§ WORK TO COMPLETE:
1 - In the forum thread on proof of income for Spanish residency, what monthly income and savings amounts does one reply say are usually expected?
2 - Reproduce the part of the forum thread on proof of income that opens with the words containing "There are lots" and closes with "of health cover.".

[begin TEXT PROVIDED]

# Proof of Income/Savings



## calpeflyer (Mar 29, 2013)

Hello all,
Regards the requirements for Residents Cert :
did a search but could not find out if income needs to be in a Spanish Account or not.
Each area may have its own rules - I will be in Alicante.

Regards


----------



## stevec2x (Mar 24, 2012)

calpeflyer said:


> Hello all,
> Regards the requirements for Residents Cert :
> did a search but could not find out if income needs to be in a Spanish Account or not.
> Each area may have its own rules - I will be in Alicante.
> ...


It depends!

We gained residency in Torrevieja recently, and discovered that they didn't give a damm about proof of income/savings anyway!

Maybe they just liked the look of us... who knows?

Steve


----------



## wilsman77 (Aug 13, 2014)

stevec2x said:


> It depends!
> 
> We gained residency in Torrevieja recently, and discovered that they didn't give a damm about proof of income/savings anyway!
> 
> ...


HI Calpe, what are the advantages of residency and if i own a property but only visit say once a month could i still become a resident? I have my NIE number but i dont think this means residency although it allowes me to work and live in Spain.

Thnaks
Martin


----------



## snikpoh (Nov 19, 2007)

wilsman77 said:


> HI Calpe, what are the advantages of residency and if i own a property but only visit say once a month could i still become a resident? I have my NIE number but i dont think this means residency although it allowes me to work and live in Spain.
> 
> Thnaks
> Martin


Hi, firstly, your NIE does NOT entitle you to live in Spain. This is simply an identification number which is used when making any legal transaction (buying car, house, phone etc.)

There are lots of advantages of getting you residents certificate, it's also a legal requirement but only if you live here for 90 days at a time or it is your main residence.



To the OP - every area is different but the general considerations are that you will not be a burden on the state (as they don't give benefits, I can't see how this would happen anyway). This usually means an income of around 600€ per month per person and/or savings of around 6000€ in/into a Spanish bank.

You will also need proof of health cover.


----------



## baldilocks (Mar 7, 2010)

[end TEXT PROVIDED]
[begin DATA SHOWN]

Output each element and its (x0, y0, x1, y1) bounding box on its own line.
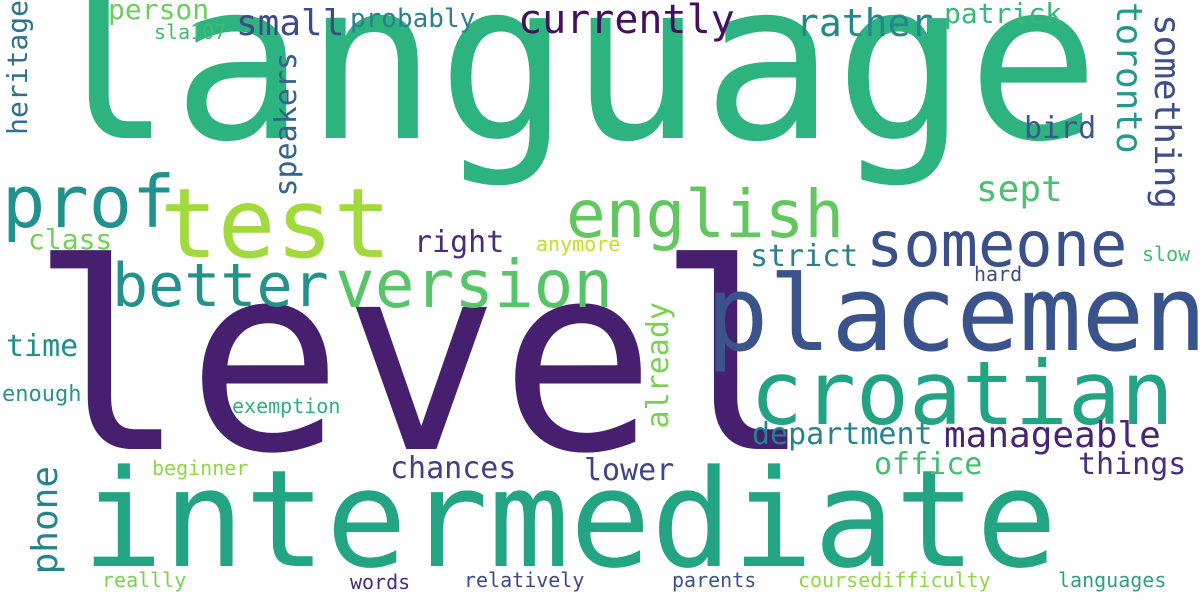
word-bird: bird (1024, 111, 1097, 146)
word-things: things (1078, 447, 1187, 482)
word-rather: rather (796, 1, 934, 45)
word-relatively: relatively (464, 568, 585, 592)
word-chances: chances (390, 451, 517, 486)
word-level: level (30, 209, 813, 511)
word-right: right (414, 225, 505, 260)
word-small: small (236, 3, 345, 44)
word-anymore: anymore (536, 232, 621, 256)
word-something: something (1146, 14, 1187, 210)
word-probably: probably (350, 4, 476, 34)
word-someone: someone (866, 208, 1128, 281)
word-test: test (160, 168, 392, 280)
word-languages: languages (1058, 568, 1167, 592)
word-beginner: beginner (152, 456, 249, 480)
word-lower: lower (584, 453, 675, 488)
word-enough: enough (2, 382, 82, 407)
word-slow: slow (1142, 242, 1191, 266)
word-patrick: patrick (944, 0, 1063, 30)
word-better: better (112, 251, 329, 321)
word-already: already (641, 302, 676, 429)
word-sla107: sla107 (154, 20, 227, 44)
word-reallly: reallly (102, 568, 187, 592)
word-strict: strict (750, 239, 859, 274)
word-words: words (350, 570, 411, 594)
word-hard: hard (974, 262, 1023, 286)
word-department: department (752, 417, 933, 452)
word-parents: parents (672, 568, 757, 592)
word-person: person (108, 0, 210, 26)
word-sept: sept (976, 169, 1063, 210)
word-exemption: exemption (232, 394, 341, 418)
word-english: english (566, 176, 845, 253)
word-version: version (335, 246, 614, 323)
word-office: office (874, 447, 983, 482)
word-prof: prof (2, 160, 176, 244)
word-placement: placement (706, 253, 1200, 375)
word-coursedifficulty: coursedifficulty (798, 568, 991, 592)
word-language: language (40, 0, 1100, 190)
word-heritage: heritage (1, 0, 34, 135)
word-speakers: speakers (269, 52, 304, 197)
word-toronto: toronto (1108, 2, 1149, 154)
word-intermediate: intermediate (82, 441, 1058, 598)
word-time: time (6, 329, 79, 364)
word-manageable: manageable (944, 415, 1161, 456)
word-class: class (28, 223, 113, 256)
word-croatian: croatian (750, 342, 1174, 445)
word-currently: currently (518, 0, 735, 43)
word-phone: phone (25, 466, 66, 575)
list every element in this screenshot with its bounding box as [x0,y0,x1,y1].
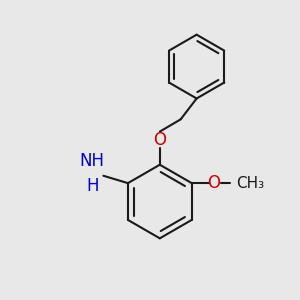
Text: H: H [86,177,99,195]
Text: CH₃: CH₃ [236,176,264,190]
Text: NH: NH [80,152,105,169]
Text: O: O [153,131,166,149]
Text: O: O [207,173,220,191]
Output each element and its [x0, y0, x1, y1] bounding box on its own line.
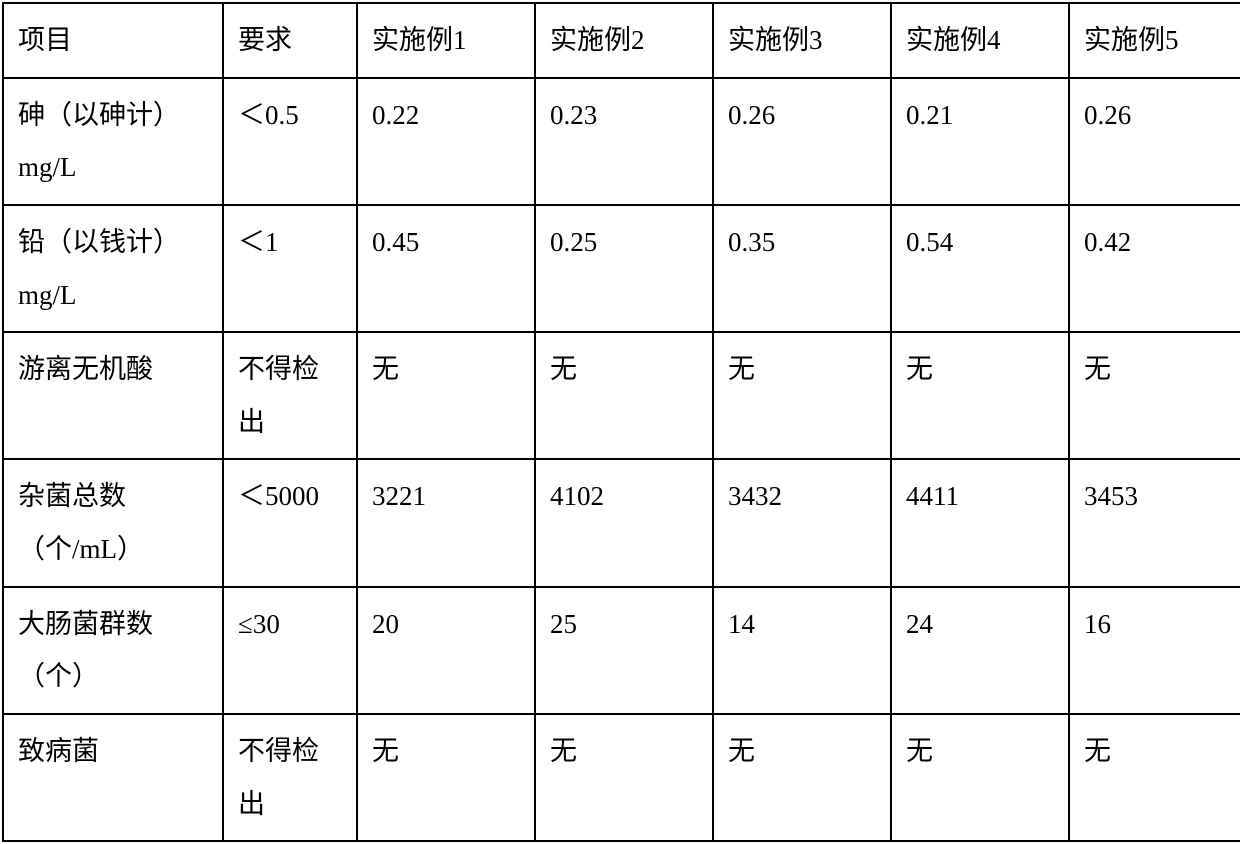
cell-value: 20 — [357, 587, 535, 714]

[end DATA SHOWN]

§ REPLIES:
1 - An income of around 600€ per month per person and/or savings of around 6000€ in or into a Spanish bank.

2 -
There are lots of advantages of getting you residents certificate, it's also a legal requirement but only if you live here for 90 days at a time or it is your main residence.



To the OP - every area is different but the general considerations are that you will not be a burden on the state (as they don't give benefits, I can't see how this would happen anyway). This usually means an income of around 600€ per month per person and/or savings of around 6000€ in/into a Spanish bank.

You will also need proof of health cover.